## Data extract
* Start *

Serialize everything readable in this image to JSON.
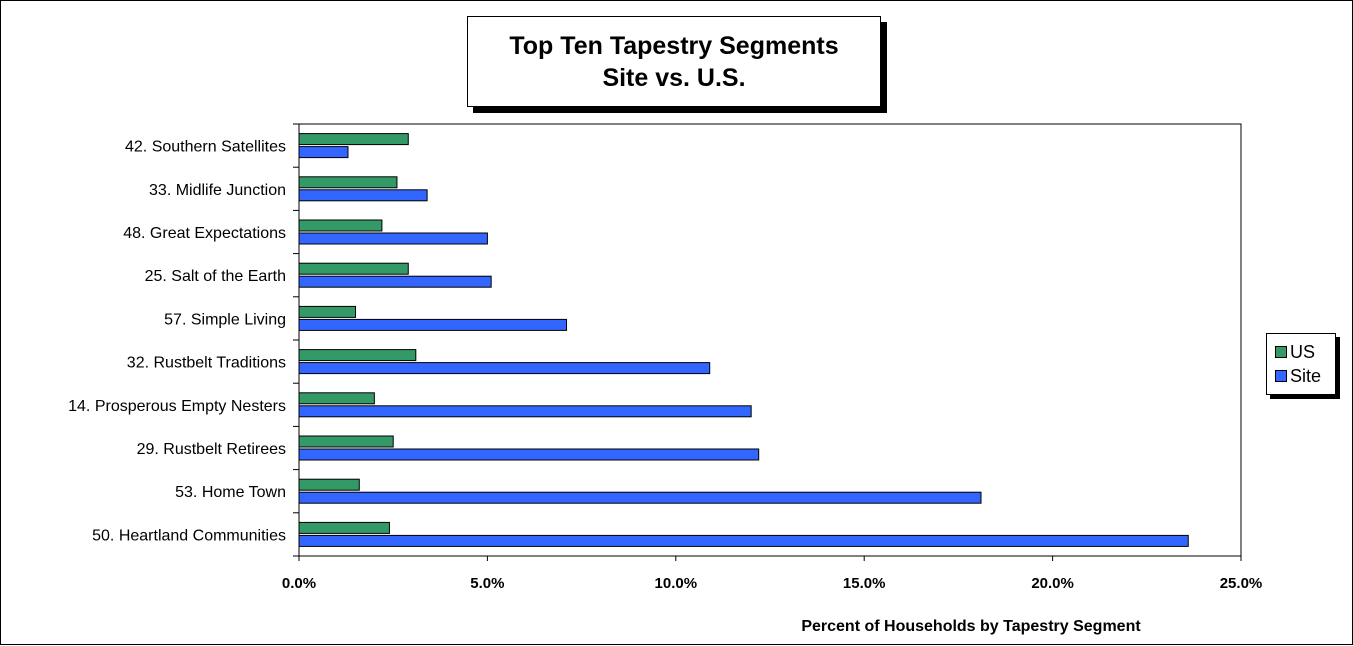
{
  "chart_data": {
    "type": "bar",
    "orientation": "horizontal",
    "title": "Top Ten Tapestry Segments",
    "subtitle": "Site vs. U.S.",
    "xlabel": "Percent of Households by Tapestry Segment",
    "ylabel": "",
    "xlim": [
      0,
      0.25
    ],
    "xticks": [
      "0.0%",
      "5.0%",
      "10.0%",
      "15.0%",
      "20.0%",
      "25.0%"
    ],
    "grid": false,
    "legend_position": "right",
    "categories": [
      "42. Southern Satellites",
      "33. Midlife Junction",
      "48. Great Expectations",
      "25. Salt of the Earth",
      "57. Simple Living",
      "32. Rustbelt Traditions",
      "14. Prosperous Empty Nesters",
      "29. Rustbelt Retirees",
      "53. Home Town",
      "50. Heartland Communities"
    ],
    "series": [
      {
        "name": "US",
        "color": "#339966",
        "values": [
          0.029,
          0.026,
          0.022,
          0.029,
          0.015,
          0.031,
          0.02,
          0.025,
          0.016,
          0.024
        ]
      },
      {
        "name": "Site",
        "color": "#3366FF",
        "values": [
          0.013,
          0.034,
          0.05,
          0.051,
          0.071,
          0.109,
          0.12,
          0.122,
          0.181,
          0.236
        ]
      }
    ]
  }
}
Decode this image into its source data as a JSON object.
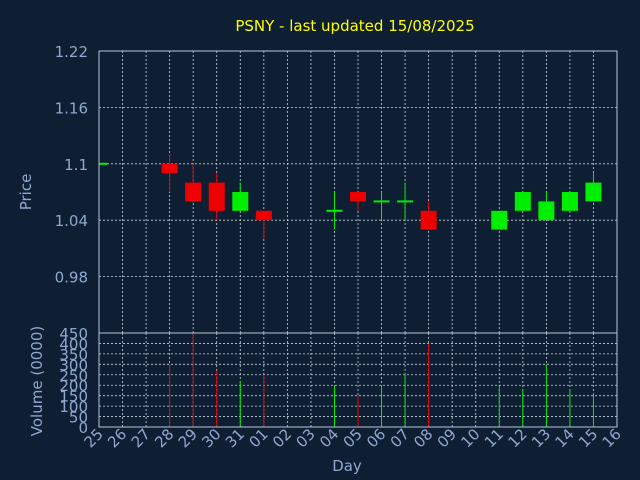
{
  "chart_data": {
    "type": "candlestick",
    "title": "PSNY - last updated 15/08/2025",
    "xlabel": "Day",
    "price_panel": {
      "ylabel": "Price",
      "ylim": [
        0.92,
        1.22
      ],
      "yticks": [
        "1.22",
        "1.16",
        "1.1",
        "1.04",
        "0.98"
      ],
      "ytick_values": [
        1.22,
        1.16,
        1.1,
        1.04,
        0.98
      ]
    },
    "volume_panel": {
      "ylabel": "Volume (0000)",
      "ylim": [
        0,
        450
      ],
      "yticks": [
        "450",
        "400",
        "350",
        "300",
        "250",
        "200",
        "150",
        "100",
        "50",
        "0"
      ],
      "ytick_values": [
        450,
        400,
        350,
        300,
        250,
        200,
        150,
        100,
        50,
        0
      ]
    },
    "x_ticks": [
      "25",
      "26",
      "27",
      "28",
      "29",
      "30",
      "31",
      "01",
      "02",
      "03",
      "04",
      "05",
      "06",
      "07",
      "08",
      "09",
      "10",
      "11",
      "12",
      "13",
      "14",
      "15",
      "16"
    ],
    "candles": [
      {
        "day": "25",
        "open": 1.1,
        "high": 1.1,
        "low": 1.1,
        "close": 1.1,
        "volume": 0
      },
      {
        "day": "28",
        "open": 1.1,
        "high": 1.11,
        "low": 1.07,
        "close": 1.09,
        "volume": 300
      },
      {
        "day": "29",
        "open": 1.08,
        "high": 1.1,
        "low": 1.06,
        "close": 1.06,
        "volume": 450
      },
      {
        "day": "30",
        "open": 1.08,
        "high": 1.09,
        "low": 1.04,
        "close": 1.05,
        "volume": 270
      },
      {
        "day": "31",
        "open": 1.05,
        "high": 1.08,
        "low": 1.05,
        "close": 1.07,
        "volume": 220
      },
      {
        "day": "01",
        "open": 1.05,
        "high": 1.05,
        "low": 1.02,
        "close": 1.04,
        "volume": 250
      },
      {
        "day": "04",
        "open": 1.05,
        "high": 1.07,
        "low": 1.03,
        "close": 1.05,
        "volume": 200
      },
      {
        "day": "05",
        "open": 1.07,
        "high": 1.07,
        "low": 1.05,
        "close": 1.06,
        "volume": 150
      },
      {
        "day": "06",
        "open": 1.06,
        "high": 1.07,
        "low": 1.04,
        "close": 1.06,
        "volume": 200
      },
      {
        "day": "07",
        "open": 1.06,
        "high": 1.08,
        "low": 1.04,
        "close": 1.06,
        "volume": 260
      },
      {
        "day": "08",
        "open": 1.05,
        "high": 1.06,
        "low": 1.03,
        "close": 1.03,
        "volume": 400
      },
      {
        "day": "11",
        "open": 1.03,
        "high": 1.05,
        "low": 1.03,
        "close": 1.05,
        "volume": 190
      },
      {
        "day": "12",
        "open": 1.05,
        "high": 1.07,
        "low": 1.05,
        "close": 1.07,
        "volume": 180
      },
      {
        "day": "13",
        "open": 1.04,
        "high": 1.07,
        "low": 1.04,
        "close": 1.06,
        "volume": 300
      },
      {
        "day": "14",
        "open": 1.05,
        "high": 1.07,
        "low": 1.05,
        "close": 1.07,
        "volume": 180
      },
      {
        "day": "15",
        "open": 1.06,
        "high": 1.09,
        "low": 1.06,
        "close": 1.08,
        "volume": 160
      }
    ],
    "grid": true,
    "colors": {
      "background": "#0f1f33",
      "title": "#ffff00",
      "axis_text": "#8fa8d0",
      "grid": "#c8d0dc",
      "up": "#00ee00",
      "down": "#ee0000",
      "frame": "#b8c4d4"
    }
  }
}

* End *

## Stated problem
Copy every record above exactly as written, but leave out the pictures.

## Solution to this problem
Serialize everything readable in this image to JSON.
{
  "chart_data": {
    "type": "bar",
    "orientation": "horizontal",
    "title": "Top Ten Tapestry Segments",
    "subtitle": "Site vs. U.S.",
    "xlabel": "Percent of Households by Tapestry Segment",
    "ylabel": "",
    "xlim": [
      0,
      0.25
    ],
    "xticks": [
      "0.0%",
      "5.0%",
      "10.0%",
      "15.0%",
      "20.0%",
      "25.0%"
    ],
    "grid": false,
    "legend_position": "right",
    "categories": [
      "42. Southern Satellites",
      "33. Midlife Junction",
      "48. Great Expectations",
      "25. Salt of the Earth",
      "57. Simple Living",
      "32. Rustbelt Traditions",
      "14. Prosperous Empty Nesters",
      "29. Rustbelt Retirees",
      "53. Home Town",
      "50. Heartland Communities"
    ],
    "series": [
      {
        "name": "US",
        "color": "#339966",
        "values": [
          0.029,
          0.026,
          0.022,
          0.029,
          0.015,
          0.031,
          0.02,
          0.025,
          0.016,
          0.024
        ]
      },
      {
        "name": "Site",
        "color": "#3366FF",
        "values": [
          0.013,
          0.034,
          0.05,
          0.051,
          0.071,
          0.109,
          0.12,
          0.122,
          0.181,
          0.236
        ]
      }
    ]
  }
}
Decode this image into its source data as a JSON object.
{
  "chart_data": {
    "type": "candlestick",
    "title": "PSNY - last updated 15/08/2025",
    "xlabel": "Day",
    "price_panel": {
      "ylabel": "Price",
      "ylim": [
        0.92,
        1.22
      ],
      "yticks": [
        "1.22",
        "1.16",
        "1.1",
        "1.04",
        "0.98"
      ],
      "ytick_values": [
        1.22,
        1.16,
        1.1,
        1.04,
        0.98
      ]
    },
    "volume_panel": {
      "ylabel": "Volume (0000)",
      "ylim": [
        0,
        450
      ],
      "yticks": [
        "450",
        "400",
        "350",
        "300",
        "250",
        "200",
        "150",
        "100",
        "50",
        "0"
      ],
      "ytick_values": [
        450,
        400,
        350,
        300,
        250,
        200,
        150,
        100,
        50,
        0
      ]
    },
    "x_ticks": [
      "25",
      "26",
      "27",
      "28",
      "29",
      "30",
      "31",
      "01",
      "02",
      "03",
      "04",
      "05",
      "06",
      "07",
      "08",
      "09",
      "10",
      "11",
      "12",
      "13",
      "14",
      "15",
      "16"
    ],
    "candles": [
      {
        "day": "25",
        "open": 1.1,
        "high": 1.1,
        "low": 1.1,
        "close": 1.1,
        "volume": 0
      },
      {
        "day": "28",
        "open": 1.1,
        "high": 1.11,
        "low": 1.07,
        "close": 1.09,
        "volume": 300
      },
      {
        "day": "29",
        "open": 1.08,
        "high": 1.1,
        "low": 1.06,
        "close": 1.06,
        "volume": 450
      },
      {
        "day": "30",
        "open": 1.08,
        "high": 1.09,
        "low": 1.04,
        "close": 1.05,
        "volume": 270
      },
      {
        "day": "31",
        "open": 1.05,
        "high": 1.08,
        "low": 1.05,
        "close": 1.07,
        "volume": 220
      },
      {
        "day": "01",
        "open": 1.05,
        "high": 1.05,
        "low": 1.02,
        "close": 1.04,
        "volume": 250
      },
      {
        "day": "04",
        "open": 1.05,
        "high": 1.07,
        "low": 1.03,
        "close": 1.05,
        "volume": 200
      },
      {
        "day": "05",
        "open": 1.07,
        "high": 1.07,
        "low": 1.05,
        "close": 1.06,
        "volume": 150
      },
      {
        "day": "06",
        "open": 1.06,
        "high": 1.07,
        "low": 1.04,
        "close": 1.06,
        "volume": 200
      },
      {
        "day": "07",
        "open": 1.06,
        "high": 1.08,
        "low": 1.04,
        "close": 1.06,
        "volume": 260
      },
      {
        "day": "08",
        "open": 1.05,
        "high": 1.06,
        "low": 1.03,
        "close": 1.03,
        "volume": 400
      },
      {
        "day": "11",
        "open": 1.03,
        "high": 1.05,
        "low": 1.03,
        "close": 1.05,
        "volume": 190
      },
      {
        "day": "12",
        "open": 1.05,
        "high": 1.07,
        "low": 1.05,
        "close": 1.07,
        "volume": 180
      },
      {
        "day": "13",
        "open": 1.04,
        "high": 1.07,
        "low": 1.04,
        "close": 1.06,
        "volume": 300
      },
      {
        "day": "14",
        "open": 1.05,
        "high": 1.07,
        "low": 1.05,
        "close": 1.07,
        "volume": 180
      },
      {
        "day": "15",
        "open": 1.06,
        "high": 1.09,
        "low": 1.06,
        "close": 1.08,
        "volume": 160
      }
    ],
    "grid": true,
    "colors": {
      "background": "#0f1f33",
      "title": "#ffff00",
      "axis_text": "#8fa8d0",
      "grid": "#c8d0dc",
      "up": "#00ee00",
      "down": "#ee0000",
      "frame": "#b8c4d4"
    }
  }
}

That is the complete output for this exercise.